INSTRUCTIONS FOR THE TASK - Resume the blog post on multinational corporations' growing power over nations, starting right after its last sentence.

Sunday, May 26, 2013

MULTINATIONALS HAVE INCREASING POWER OVER NATIONS

ROBERT REICH BLOG


  • Lessons from the World of Tax Avoidance: How Nations Can Negotiate With Global Capital


    SUNDAY, MAY 26, 2013
    A Senate report criticises Apple for shifting billions of dollars in profits into Irish affiliates where its tax rate is less than 2%, yet a growing chorus of senators and representatives call for lower corporate taxes in order to make the US more competitive. The American public wants to close tax loopholes and shelters used by the wealthy to avoid paying taxes, yet the loopholes and shelters remain in place.
    The same disconnect is breaking out all over the world. The chairman of a British parliamentary committee investigating Google for tax avoidance calls the firm “devious, calculating, and unethical,” yet British officials court the firm’s CEO as if he were royalty.
    Prime Minister David Cameron urges tax havens to mend their ways and vows to crack down on tax cheats, yet argues taxes must be low in the UK because “we’ve got to encourage investment, we’ve got to encourage jobs and I want Britain to be a winner in the global race”.
    These apparent contradictions are rooted in the same reality: global capital, in the form of multinational corporations as well as very wealthy individuals, is gaining enormous bargaining power over nation states.
    Global companies are not interested in raising living standards in a particular country or improving any nation’s competitiveness. Their singular goal is to maximise returns to their investors. “We don’t have an obligation to solve America’s problems,” said an Apple executive last year. “Our only obligation is making the best product possible” (he might have added “in order to make as much money as possible”). Likewise, the wealth of rich individuals flows all over the world in search of the highest returns and lowest taxes.

PROVIDED MATERIAL -
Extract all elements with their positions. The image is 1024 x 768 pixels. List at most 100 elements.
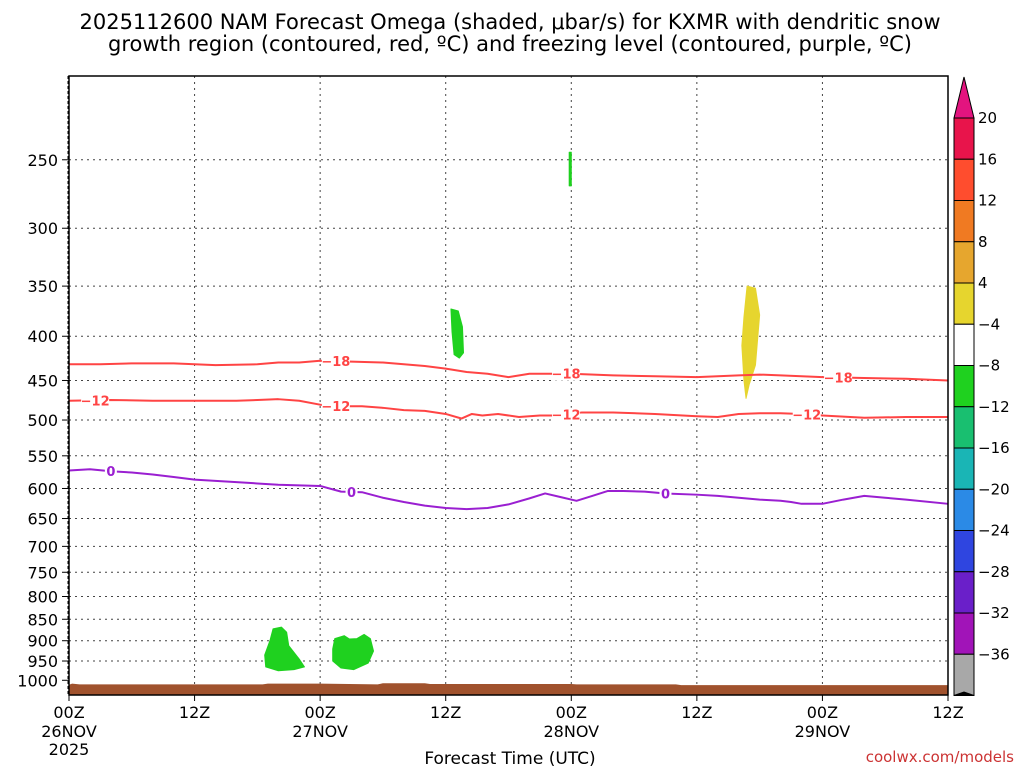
x-tick-label: 12Z [430,703,461,722]
colorbar-label: 8 [978,233,988,251]
colorbar-swatch [953,282,975,325]
y-tick-label: 750 [27,563,58,582]
colorbar-swatch [953,200,975,243]
chart-title-line1: 2025112600 NAM Forecast Omega (shaded, μ… [79,10,940,34]
x-tick-label: 00Z [556,703,587,722]
omega-region [450,308,465,359]
contour-label: −12 [552,409,581,424]
x-tick-label: 12Z [681,703,712,722]
colorbar-label: −32 [978,604,1010,622]
colorbar-swatch [953,653,975,696]
colorbar-label: −4 [978,315,1000,333]
x-date-label: 27NOV [292,722,348,741]
x-tick-label: 00Z [807,703,838,722]
y-tick-label: 800 [27,587,58,606]
x-axis-label: Forecast Time (UTC) [424,749,595,768]
colorbar-label: −36 [978,645,1010,663]
x-tick-label: 12Z [932,703,963,722]
contour-label-bg [104,464,117,479]
contour-layer: −18 −18 −18 −12 −12 −12 −12 0 0 0 [68,354,949,511]
colorbar-swatch [953,365,975,408]
x-tick-label: 00Z [304,703,335,722]
contour-line--18 [69,359,949,382]
colorbar-label: 12 [978,192,997,210]
x-date-label: 28NOV [543,722,599,741]
colorbar-swatch [953,530,975,573]
y-axis: 250 300 350 400 450 500 550 600 650 700 750 800 850 9… [17,151,69,690]
colorbar-swatch [953,241,975,284]
contour-label: 0 [106,465,115,480]
contour-label: −18 [321,355,350,370]
colorbar-bottom-arrow [953,691,975,696]
terrain-fill [69,683,948,695]
x-date-label: 29NOV [795,722,851,741]
y-tick-label: 300 [27,219,58,238]
colorbar-swatch [953,571,975,614]
y-tick-label: 650 [27,510,58,529]
contour-label: −18 [824,371,853,386]
y-tick-label: 400 [27,327,58,346]
colorbar-swatch [953,406,975,449]
colorbar: 20 16 12 8 4 −4 −8 −12 −16 −20 −24 −28 −32 −36 [953,76,1010,696]
terrain-layer [69,683,948,695]
contour-label-bg [659,486,672,501]
colorbar-swatch [953,323,975,366]
contour-label-bg [552,366,581,381]
y-tick-label: 250 [27,151,58,170]
y-tick-label: 600 [27,479,58,498]
y-tick-label: 450 [27,371,58,390]
chart-title-line2: growth region (contoured, red, ºC) and f… [108,32,912,56]
contour-line-0 [68,468,949,511]
contour-label: 0 [661,487,670,502]
contour-label: −12 [792,408,821,423]
x-tick-label: 12Z [179,703,210,722]
contour-label-bg [321,354,350,369]
gridlines [69,76,948,695]
contour-label-bg [552,407,581,422]
contour-label-bg [321,398,350,413]
colorbar-label: −20 [978,480,1010,498]
plot-frame [68,75,949,696]
contour-label: 0 [347,486,356,501]
contour-label-bg [81,393,110,408]
omega-region [332,633,375,671]
y-tick-label: 500 [27,411,58,430]
contour-line--12 [68,398,948,420]
y-tick-label: 350 [27,277,58,296]
y-tick-label: 700 [27,537,58,556]
credit-label: coolwx.com/models [866,748,1014,766]
colorbar-label: −28 [978,563,1010,581]
colorbar-label: 4 [978,274,988,292]
y-tick-label: 950 [27,652,58,671]
colorbar-swatch [953,488,975,531]
x-tick-label: 00Z [53,703,84,722]
colorbar-swatch [953,158,975,201]
x-year-label: 2025 [49,740,90,759]
y-tick-label: 550 [27,447,58,466]
y-tick-label: 1000 [17,671,58,690]
colorbar-label: 20 [978,109,997,127]
y-tick-label: 850 [27,610,58,629]
omega-region [264,626,305,672]
omega-region [568,151,572,187]
colorbar-label: −8 [978,357,1000,375]
contour-label-bg [345,484,358,499]
y-tick-label: 900 [27,632,58,651]
colorbar-top-arrow [953,76,975,119]
colorbar-swatch [953,447,975,490]
omega-shading-layer [264,151,761,672]
omega-region [741,285,761,399]
colorbar-label: −24 [978,522,1010,540]
x-date-label: 26NOV [41,722,97,741]
contour-label-bg [792,407,821,422]
colorbar-swatch [953,117,975,160]
contour-label-bg [824,370,853,385]
colorbar-label: −12 [978,398,1010,416]
contour-label: −12 [321,400,350,415]
colorbar-label: −16 [978,439,1010,457]
colorbar-label: 16 [978,150,997,168]
contour-label: −18 [552,368,581,383]
contour-label: −12 [81,394,110,409]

ANSWER TO THIS EXERCISE -
    Such single-mindedness is abetted by a new wave of technologies, represented by the likes of Google, Apple, Amazon and other new tech behemoths: advanced software applications combined with enormous computing power, all available on the internet in such a way as to enable users to shift resources almost anywhere on earth at the speed of an electronic impulse.
    Not only does money move immediately to wherever it can summon the highest return and be subject to the least tax, but jobs can be dispatched almost as quickly to wherever workers get the lowest wages for the most output.
    Yet such technologies are simultaneously making nations ever more dependent on global capital, as “brick and mortar” investments in plant and equipment (requiring commitment to a particular geographic location) are replaced by intellectual capital and portfolio investments that are essentially rootless.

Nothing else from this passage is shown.